(WORK TO DO): Pictures do not belong in the copy, so please give every entry below again exactly.

(RECORDS PROVIDED):
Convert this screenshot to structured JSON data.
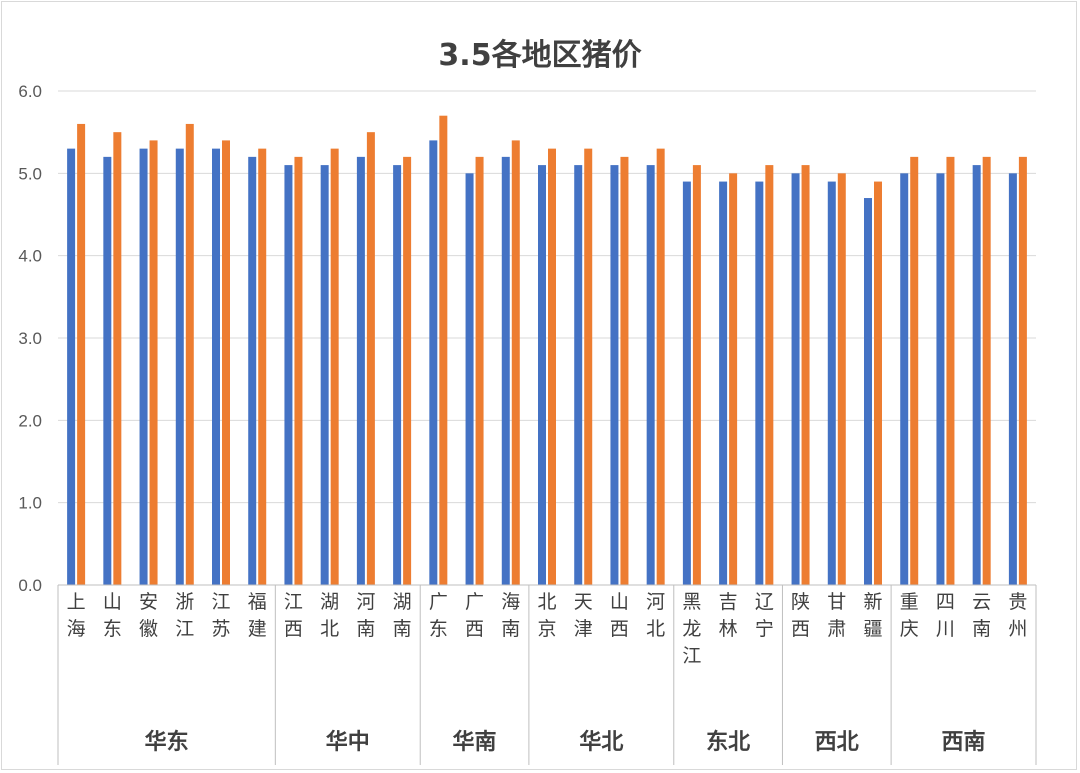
{
  "chart_data": {
    "type": "bar",
    "title": "3.5各地区猪价",
    "xlabel": "",
    "ylabel": "",
    "ylim": [
      0,
      6
    ],
    "y_ticks": [
      "0.0",
      "1.0",
      "2.0",
      "3.0",
      "4.0",
      "5.0",
      "6.0"
    ],
    "grid": true,
    "legend": "none",
    "categories": [
      "上海",
      "山东",
      "安徽",
      "浙江",
      "江苏",
      "福建",
      "江西",
      "湖北",
      "河南",
      "湖南",
      "广东",
      "广西",
      "海南",
      "北京",
      "天津",
      "山西",
      "河北",
      "黑龙江",
      "吉林",
      "辽宁",
      "陕西",
      "甘肃",
      "新疆",
      "重庆",
      "四川",
      "云南",
      "贵州"
    ],
    "groups": [
      {
        "label": "华东",
        "count": 6
      },
      {
        "label": "华中",
        "count": 4
      },
      {
        "label": "华南",
        "count": 3
      },
      {
        "label": "华北",
        "count": 4
      },
      {
        "label": "东北",
        "count": 3
      },
      {
        "label": "西北",
        "count": 3
      },
      {
        "label": "西南",
        "count": 4
      }
    ],
    "series": [
      {
        "color": "#4472c4",
        "values": [
          5.3,
          5.2,
          5.3,
          5.3,
          5.3,
          5.2,
          5.1,
          5.1,
          5.2,
          5.1,
          5.4,
          5.0,
          5.2,
          5.1,
          5.1,
          5.1,
          5.1,
          4.9,
          4.9,
          4.9,
          5.0,
          4.9,
          4.7,
          5.0,
          5.0,
          5.1,
          5.0
        ]
      },
      {
        "color": "#ed7d31",
        "values": [
          5.6,
          5.5,
          5.4,
          5.6,
          5.4,
          5.3,
          5.2,
          5.3,
          5.5,
          5.2,
          5.7,
          5.2,
          5.4,
          5.3,
          5.3,
          5.2,
          5.3,
          5.1,
          5.0,
          5.1,
          5.1,
          5.0,
          4.9,
          5.2,
          5.2,
          5.2,
          5.2
        ]
      }
    ]
  }
}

(FULL SOLUTION):
Convert this screenshot to structured JSON data.
{
  "chart_data": {
    "type": "bar",
    "title": "3.5各地区猪价",
    "xlabel": "",
    "ylabel": "",
    "ylim": [
      0,
      6
    ],
    "y_ticks": [
      "0.0",
      "1.0",
      "2.0",
      "3.0",
      "4.0",
      "5.0",
      "6.0"
    ],
    "grid": true,
    "legend": "none",
    "categories": [
      "上海",
      "山东",
      "安徽",
      "浙江",
      "江苏",
      "福建",
      "江西",
      "湖北",
      "河南",
      "湖南",
      "广东",
      "广西",
      "海南",
      "北京",
      "天津",
      "山西",
      "河北",
      "黑龙江",
      "吉林",
      "辽宁",
      "陕西",
      "甘肃",
      "新疆",
      "重庆",
      "四川",
      "云南",
      "贵州"
    ],
    "groups": [
      {
        "label": "华东",
        "count": 6
      },
      {
        "label": "华中",
        "count": 4
      },
      {
        "label": "华南",
        "count": 3
      },
      {
        "label": "华北",
        "count": 4
      },
      {
        "label": "东北",
        "count": 3
      },
      {
        "label": "西北",
        "count": 3
      },
      {
        "label": "西南",
        "count": 4
      }
    ],
    "series": [
      {
        "color": "#4472c4",
        "values": [
          5.3,
          5.2,
          5.3,
          5.3,
          5.3,
          5.2,
          5.1,
          5.1,
          5.2,
          5.1,
          5.4,
          5.0,
          5.2,
          5.1,
          5.1,
          5.1,
          5.1,
          4.9,
          4.9,
          4.9,
          5.0,
          4.9,
          4.7,
          5.0,
          5.0,
          5.1,
          5.0
        ]
      },
      {
        "color": "#ed7d31",
        "values": [
          5.6,
          5.5,
          5.4,
          5.6,
          5.4,
          5.3,
          5.2,
          5.3,
          5.5,
          5.2,
          5.7,
          5.2,
          5.4,
          5.3,
          5.3,
          5.2,
          5.3,
          5.1,
          5.0,
          5.1,
          5.1,
          5.0,
          4.9,
          5.2,
          5.2,
          5.2,
          5.2
        ]
      }
    ]
  }
}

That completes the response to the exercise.